WHAT IS BEING ASKED:
Retype the part of the Numina-Lean-Agent announcement starting at "Key Breakthroughs" and ending at "written by Numina-Lean-Agent.", copying it exactly.
[EXERCISE PASSAGE Boundary: Start]
Zulip Chat Archive

Stream: Machine Learning for Theorem Proving

Topic: Numina-Lean-Agent solves 12 problems on Putnam2025


Junqi Liu (Jan 20 2026 at 14:28):

We are thrilled to announce Numina-Lean-Agent, an open-source agentic framework that achieves state of the art performance in formal theorem proving and autoformalization.

Github: https://github.com/project-numina/numina-lean-agent

Paper: https://github.com/project-numina/numina-lean-agent/blob/main/NuminaLeanAgent.pdf

Demo:: https://demo.projectnumina.ai/

Unlike proprietary systems that rely on massive, domain-specific fine-tuning (such as Aristotle, Axiom Prover, or Seed Prover 1.5), Numina-Lean-Agent is built entirely on generic, accessible foundation models—specifically Claude, Gemini, and GPT-5.2. By engineering a superior agentic reasoning loop rather than training proprietary weights, we have unlocked a new paradigm in automated reasoning.

Key Breakthroughs

  1. Solving the Putnam 2025 Competition (12/12) We have achieved a perfect score on the formal Putnam 2025 benchmark, solving 12 out of 12 problems.
  • This matches the performance of domain-specific systems, surpassing top tier human competitors.

  • It demonstrates that general-purpose reasoning models, when guided by a rigorous agentic framework, can perform at the highest levels of mathematical competition.

  1. Research Formalization Beyond competitions, we are targeting the frontier of modern research. Using an interactive backend with Numina-Lean-Agent, we successfully formalized the recent paper "Effective Brascamp-Lieb inequalities" (arXiv:2511.11091).
  • High Autonomy: this was achieved in collaboration with one of the paper's authors, Weikun He. The whole formalization lasted two weeks, with more than 90% of the lean codes written by Numina-Lean-Agent.

  • Historic milestone: the first time a fully accessible AI system has formalized a cutting-edge, research-level mathematics paper in collaboration with a human expert.

  • Crucially, the original manuscript is to be reviewed and validated. Our formalization provides a machine-checked guarantee of correctness before the traditional review process is complete. This implies a transformation in mathematical publishing: a future where research papers are validated by autoformalization with minimal human effort, shifting the verification bottleneck from months of human review to some amounts of compute.

Community & Vision

We are deeply grateful for the foundational contributions of the entire Mathlib community. Without the rigorous groundwork and high-quality data curated by human maintainers, generic models such as Claude or Gemini would never be able to reach the level of formal reasoning we see today.

Building on this foundation, our goal is to close the loop. We believe AI can now contribute meaningfully to the progress of mathematical research via formalization—not by replacing mathematicians, but by empowering them. Ultimately, the future of mathematical research lies not in black-box solvers, but in transparent, collaborative tools that amplify human insight.

Join the Frontier

At Numina, we are committed to being the transformation engine of AI for mathematics. We are currently scaling our efforts to explore the absolute limits of AI in formalizing cutting-edge research.

  • We are hiring: We are hiring mathlib experts who are interested in open source AI to join us to build a research level autoformalization system.
[EXERCISE PASSAGE Boundary: End]
[RAW DATA Boundary: Start]
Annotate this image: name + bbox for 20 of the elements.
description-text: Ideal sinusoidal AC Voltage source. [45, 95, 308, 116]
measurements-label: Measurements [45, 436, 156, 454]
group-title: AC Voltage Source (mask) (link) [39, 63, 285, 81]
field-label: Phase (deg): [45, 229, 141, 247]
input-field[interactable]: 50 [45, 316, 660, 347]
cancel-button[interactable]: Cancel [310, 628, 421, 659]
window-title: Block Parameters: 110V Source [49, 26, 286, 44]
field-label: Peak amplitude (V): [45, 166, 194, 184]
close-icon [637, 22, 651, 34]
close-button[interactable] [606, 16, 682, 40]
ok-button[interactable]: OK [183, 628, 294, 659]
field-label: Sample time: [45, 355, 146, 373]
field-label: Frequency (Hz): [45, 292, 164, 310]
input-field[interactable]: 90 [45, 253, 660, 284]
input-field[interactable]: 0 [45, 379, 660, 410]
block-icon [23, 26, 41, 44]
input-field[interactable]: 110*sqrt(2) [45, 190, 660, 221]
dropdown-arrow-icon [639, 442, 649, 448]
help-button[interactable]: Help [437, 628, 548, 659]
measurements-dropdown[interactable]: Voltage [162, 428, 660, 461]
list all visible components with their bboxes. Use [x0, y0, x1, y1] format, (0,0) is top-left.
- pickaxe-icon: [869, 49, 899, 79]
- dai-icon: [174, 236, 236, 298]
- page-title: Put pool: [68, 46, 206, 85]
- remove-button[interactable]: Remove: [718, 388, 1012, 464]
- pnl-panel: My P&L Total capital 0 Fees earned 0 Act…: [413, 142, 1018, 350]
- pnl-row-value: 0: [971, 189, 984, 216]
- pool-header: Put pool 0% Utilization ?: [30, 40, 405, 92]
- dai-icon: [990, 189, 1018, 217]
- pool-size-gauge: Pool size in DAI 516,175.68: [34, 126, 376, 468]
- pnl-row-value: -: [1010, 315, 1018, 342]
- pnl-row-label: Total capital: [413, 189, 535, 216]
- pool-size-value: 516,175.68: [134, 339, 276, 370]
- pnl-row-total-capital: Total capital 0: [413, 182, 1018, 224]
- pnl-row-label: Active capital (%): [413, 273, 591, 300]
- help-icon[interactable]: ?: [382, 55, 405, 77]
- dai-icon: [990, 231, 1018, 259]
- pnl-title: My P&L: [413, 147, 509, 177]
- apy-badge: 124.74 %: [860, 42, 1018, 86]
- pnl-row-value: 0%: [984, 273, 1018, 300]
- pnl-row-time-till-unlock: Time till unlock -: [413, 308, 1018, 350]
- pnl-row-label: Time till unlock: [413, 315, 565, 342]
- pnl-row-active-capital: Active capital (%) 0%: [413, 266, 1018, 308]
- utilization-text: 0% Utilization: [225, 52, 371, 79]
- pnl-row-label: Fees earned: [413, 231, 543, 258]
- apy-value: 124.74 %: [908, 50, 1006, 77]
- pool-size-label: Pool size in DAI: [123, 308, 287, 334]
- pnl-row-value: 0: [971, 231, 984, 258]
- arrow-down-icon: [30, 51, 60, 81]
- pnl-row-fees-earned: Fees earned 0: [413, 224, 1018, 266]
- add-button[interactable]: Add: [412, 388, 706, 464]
[RAW DATA Boundary: End]
SOLUTION TO THE EXERCISE:
Key Breakthroughs

  1. Solving the Putnam 2025 Competition (12/12) We have achieved a perfect score on the formal Putnam 2025 benchmark, solving 12 out of 12 problems.
  • This matches the performance of domain-specific systems, surpassing top tier human competitors.

  • It demonstrates that general-purpose reasoning models, when guided by a rigorous agentic framework, can perform at the highest levels of mathematical competition.

  1. Research Formalization Beyond competitions, we are targeting the frontier of modern research. Using an interactive backend with Numina-Lean-Agent, we successfully formalized the recent paper "Effective Brascamp-Lieb inequalities" (arXiv:2511.11091).
  • High Autonomy: this was achieved in collaboration with one of the paper's authors, Weikun He. The whole formalization lasted two weeks, with more than 90% of the lean codes written by Numina-Lean-Agent.